▶ _TASK OBJECTIVE_:
Word for word, repeat the entries, minus the pictures.

▶ _TASK INPUTS_:
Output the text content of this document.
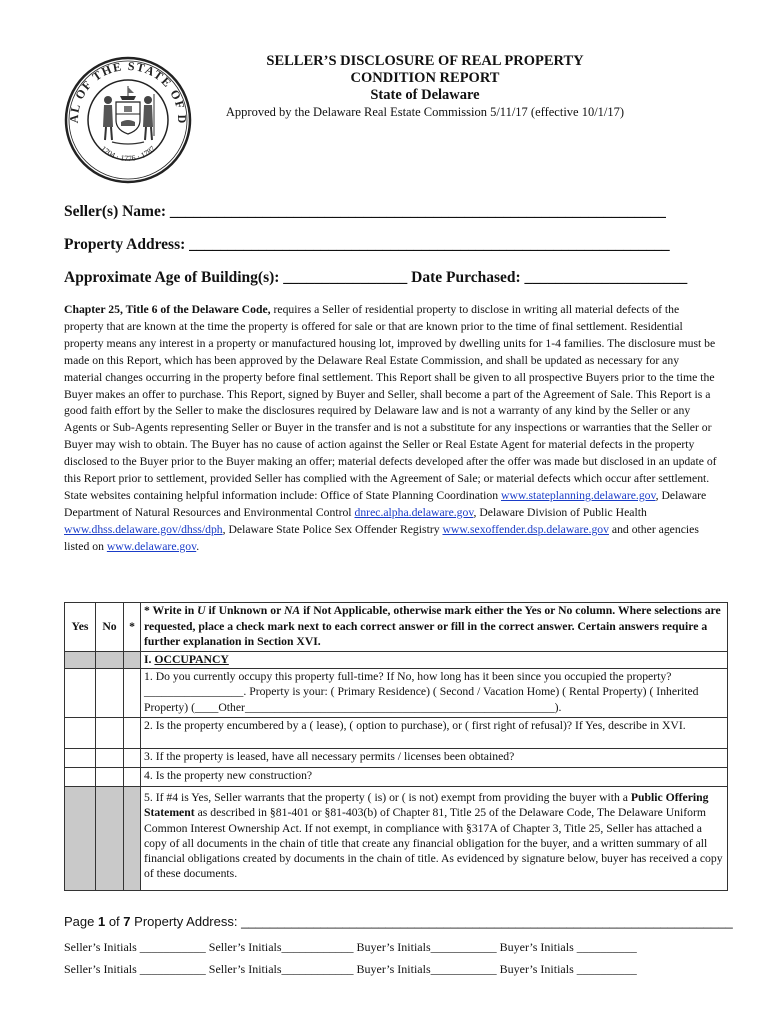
AL OF THE STATE OF D
1704 · 1776 · 1787
SELLER’S DISCLOSURE OF REAL PROPERTY
CONDITION REPORT
State of Delaware
Approved by the Delaware Real Estate Commission 5/11/17 (effective 10/1/17)
Seller(s) Name: ________________________________________________________________
Property Address: ______________________________________________________________
Approximate Age of Building(s): ________________ Date Purchased: _____________________
Chapter 25, Title 6 of the Delaware Code, requires a Seller of residential property to disclose in writing all material defects of the property that are known at the time the property is offered for sale or that are known prior to the time of final settlement. Residential property means any interest in a property or manufactured housing lot, improved by dwelling units for 1-4 families. The disclosure must be made on this Report, which has been approved by the Delaware Real Estate Commission, and shall be updated as necessary for any material changes occurring in the property before final settlement. This Report shall be given to all prospective Buyers prior to the time the Buyer makes an offer to purchase. This Report, signed by Buyer and Seller, shall become a part of the Agreement of Sale. This Report is a good faith effort by the Seller to make the disclosures required by Delaware law and is not a warranty of any kind by the Seller or any Agents or Sub-Agents representing Seller or Buyer in the transfer and is not a substitute for any inspections or warranties that the Seller or Buyer may wish to obtain. The Buyer has no cause of action against the Seller or Real Estate Agent for material defects in the property disclosed to the Buyer prior to the Buyer making an offer; material defects developed after the offer was made but disclosed in an update of this Report prior to settlement, provided Seller has complied with the Agreement of Sale; or material defects which occur after settlement. State websites containing helpful information include: Office of State Planning Coordination www.stateplanning.delaware.gov, Delaware Department of Natural Resources and Environmental Control dnrec.alpha.delaware.gov, Delaware Division of Public Health www.dhss.delaware.gov/dhss/dph, Delaware State Police Sex Offender Registry www.sexoffender.dsp.delaware.gov and other agencies listed on www.delaware.gov.
Yes	No	*	* Write in U if Unknown or NA if Not Applicable, otherwise mark either the Yes or No column. Where selections are requested, place a check mark next to each correct answer or fill in the correct answer. Certain answers require a further explanation in Section XVI.
			I. OCCUPANCY
			1. Do you currently occupy this property full-time? If No, how long has it been since you occupied the property? _________________. Property is your: ( Primary Residence) ( Second / Vacation Home) ( Rental Property) ( Inherited Property) (____Other_____________________________________________________).
			2. Is the property encumbered by a ( lease), ( option to purchase), or ( first right of refusal)? If Yes, describe in XVI.
			3. If the property is leased, have all necessary permits / licenses been obtained?
			4. Is the property new construction?
			5. If #4 is Yes, Seller warrants that the property ( is) or ( is not) exempt from providing the buyer with a Public Offering Statement as described in §81-401 or §81-403(b) of Chapter 81, Title 25 of the Delaware Code, The Delaware Uniform Common Interest Ownership Act. If not exempt, in compliance with §317A of Chapter 3, Title 25, Seller has attached a copy of all documents in the chain of title that create any financial obligation for the buyer, and a written summary of all financial obligations created by documents in the chain of title. As evidenced by signature below, buyer has received a copy of these documents.
Page 1 of 7 Property Address: ____________________________________________________________________
Seller’s Initials ___________ Seller’s Initials____________ Buyer’s Initials___________ Buyer’s Initials __________
Seller’s Initials ___________ Seller’s Initials____________ Buyer’s Initials___________ Buyer’s Initials __________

▶ _OUTPUT_:
Output the text content of this document.
AL OF THE STATE OF D
1704 · 1776 · 1787
SELLER’S DISCLOSURE OF REAL PROPERTY
CONDITION REPORT
State of Delaware
Approved by the Delaware Real Estate Commission 5/11/17 (effective 10/1/17)
Seller(s) Name: ________________________________________________________________
Property Address: ______________________________________________________________
Approximate Age of Building(s): ________________ Date Purchased: _____________________
Chapter 25, Title 6 of the Delaware Code, requires a Seller of residential property to disclose in writing all material defects of the property that are known at the time the property is offered for sale or that are known prior to the time of final settlement. Residential property means any interest in a property or manufactured housing lot, improved by dwelling units for 1-4 families. The disclosure must be made on this Report, which has been approved by the Delaware Real Estate Commission, and shall be updated as necessary for any material changes occurring in the property before final settlement. This Report shall be given to all prospective Buyers prior to the time the Buyer makes an offer to purchase. This Report, signed by Buyer and Seller, shall become a part of the Agreement of Sale. This Report is a good faith effort by the Seller to make the disclosures required by Delaware law and is not a warranty of any kind by the Seller or any Agents or Sub-Agents representing Seller or Buyer in the transfer and is not a substitute for any inspections or warranties that the Seller or Buyer may wish to obtain. The Buyer has no cause of action against the Seller or Real Estate Agent for material defects in the property disclosed to the Buyer prior to the Buyer making an offer; material defects developed after the offer was made but disclosed in an update of this Report prior to settlement, provided Seller has complied with the Agreement of Sale; or material defects which occur after settlement. State websites containing helpful information include: Office of State Planning Coordination www.stateplanning.delaware.gov, Delaware Department of Natural Resources and Environmental Control dnrec.alpha.delaware.gov, Delaware Division of Public Health www.dhss.delaware.gov/dhss/dph, Delaware State Police Sex Offender Registry www.sexoffender.dsp.delaware.gov and other agencies listed on www.delaware.gov.
Yes	No	*	* Write in U if Unknown or NA if Not Applicable, otherwise mark either the Yes or No column. Where selections are requested, place a check mark next to each correct answer or fill in the correct answer. Certain answers require a further explanation in Section XVI.
			I. OCCUPANCY
			1. Do you currently occupy this property full-time? If No, how long has it been since you occupied the property? _________________. Property is your: ( Primary Residence) ( Second / Vacation Home) ( Rental Property) ( Inherited Property) (____Other_____________________________________________________).
			2. Is the property encumbered by a ( lease), ( option to purchase), or ( first right of refusal)? If Yes, describe in XVI.
			3. If the property is leased, have all necessary permits / licenses been obtained?
			4. Is the property new construction?
			5. If #4 is Yes, Seller warrants that the property ( is) or ( is not) exempt from providing the buyer with a Public Offering Statement as described in §81-401 or §81-403(b) of Chapter 81, Title 25 of the Delaware Code, The Delaware Uniform Common Interest Ownership Act. If not exempt, in compliance with §317A of Chapter 3, Title 25, Seller has attached a copy of all documents in the chain of title that create any financial obligation for the buyer, and a written summary of all financial obligations created by documents in the chain of title. As evidenced by signature below, buyer has received a copy of these documents.
Page 1 of 7 Property Address: ____________________________________________________________________
Seller’s Initials ___________ Seller’s Initials____________ Buyer’s Initials___________ Buyer’s Initials __________
Seller’s Initials ___________ Seller’s Initials____________ Buyer’s Initials___________ Buyer’s Initials __________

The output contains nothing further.